§ OBJECTIF
Recopiez mot pour mot, s'il vous plaît, le passage du texte ci-dessous sur la sortie de crise qui va de « En mettant donc » à « mais économiquement suicidaire) ».

§ EXTRAIT FOURNI
%%
Nous sommes tous inondés d’articles, dossiers et discours nous expliquant les solutions pour sortir de la crise et les conditions suffisantes et nécessaires de mise en place de la croissance équilibrée et du développement durable
Ce que nous tenons à écrire ici, c’est qu’avant de proposer de solutions de sortie de crise (souvent par ceux là même qui étaient ou sont en charge de responsabilités économiques et politiques et qui n’ont jamais rien vu venir et jamais rien pu résoudre), il est temps de redéfinir les modalités de fonctionnement de notre système économique et financier et de remettre en cause un certain nombre de dogmes de la finance de marché et de la conduite des politiques économiques
A cet effet, nous présentons dans ce papier (et nous ne sommes pas les seuls et les premiers à le faire) 10 propositions permettant de refonder notre environnement économique et financier
1. Mettre en place des mécanismes qui puissent résoudre un problème de solvabilité et pas seulement un problème de liquidité
Si l’on se réfère à la crise actuelle de la zone Euro, cela revient à dire que les pays insolvables de la zone euro le sont parce qu’ils ont une spécialisation productive qui ne peut générer que des déficits extérieurs (pas de spécialisation dans les secteurs industriels d’exportations ou dans les services exportables mais des économies exclusivement spécialisées dans les services non exportables) ; ce qui veut dire qu’il y a endettement structurel du secteur privé ou du secteur public ou des deux.
En mettant donc en place des solutions de soutien en liquidité, fusent-elles spectaculaires en montant, la crise est juste repoussée dans le temps. Il faut donc repenser les solutions de sortie de crise et envisager des remèdes structurels : politiques visant à améliorer la croissance potentielle (solutions de long terme) ; mise en place d’un véritable fédéralisme fiscal (politiquement difficile) ; restructurations de dettes ou défauts partiels (en essayant d’éviter les risques systémiques) ; sortie de la zone Euro de certains pays (électoralement payant mais économiquement suicidaire)
%%
§ INFORMATIONS FOURNIES
%%
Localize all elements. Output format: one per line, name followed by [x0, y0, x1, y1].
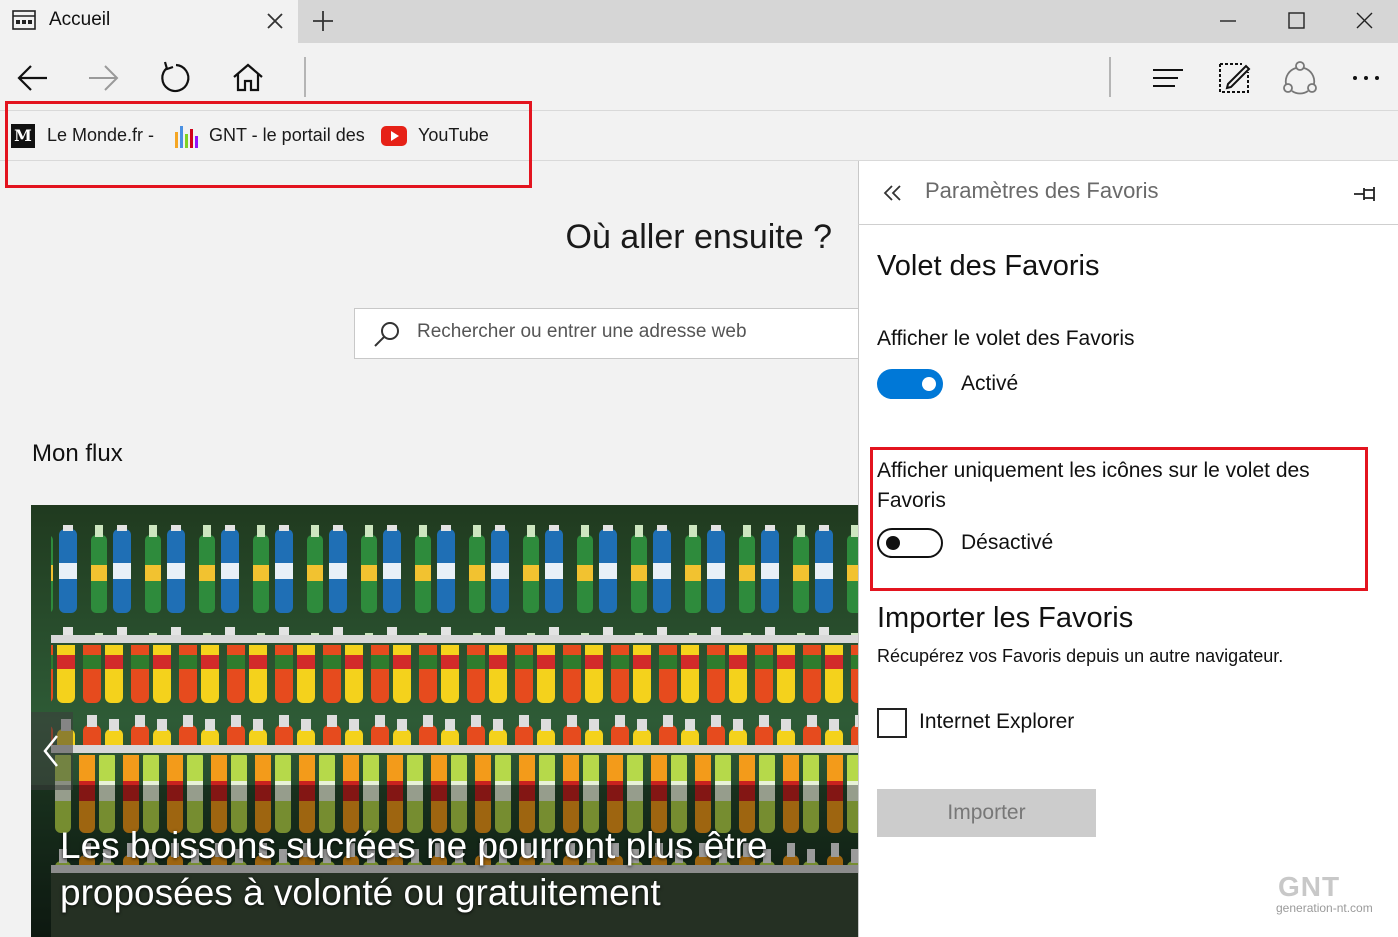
%%
§ TÂCHE ACCOMPLIE
En mettant donc en place des solutions de soutien en liquidité, fusent-elles spectaculaires en montant, la crise est juste repoussée dans le temps. Il faut donc repenser les solutions de sortie de crise et envisager des remèdes structurels : politiques visant à améliorer la croissance potentielle (solutions de long terme) ; mise en place d’un véritable fédéralisme fiscal (politiquement difficile) ; restructurations de dettes ou défauts partiels (en essayant d’éviter les risques systémiques) ; sortie de la zone Euro de certains pays (électoralement payant mais économiquement suicidaire)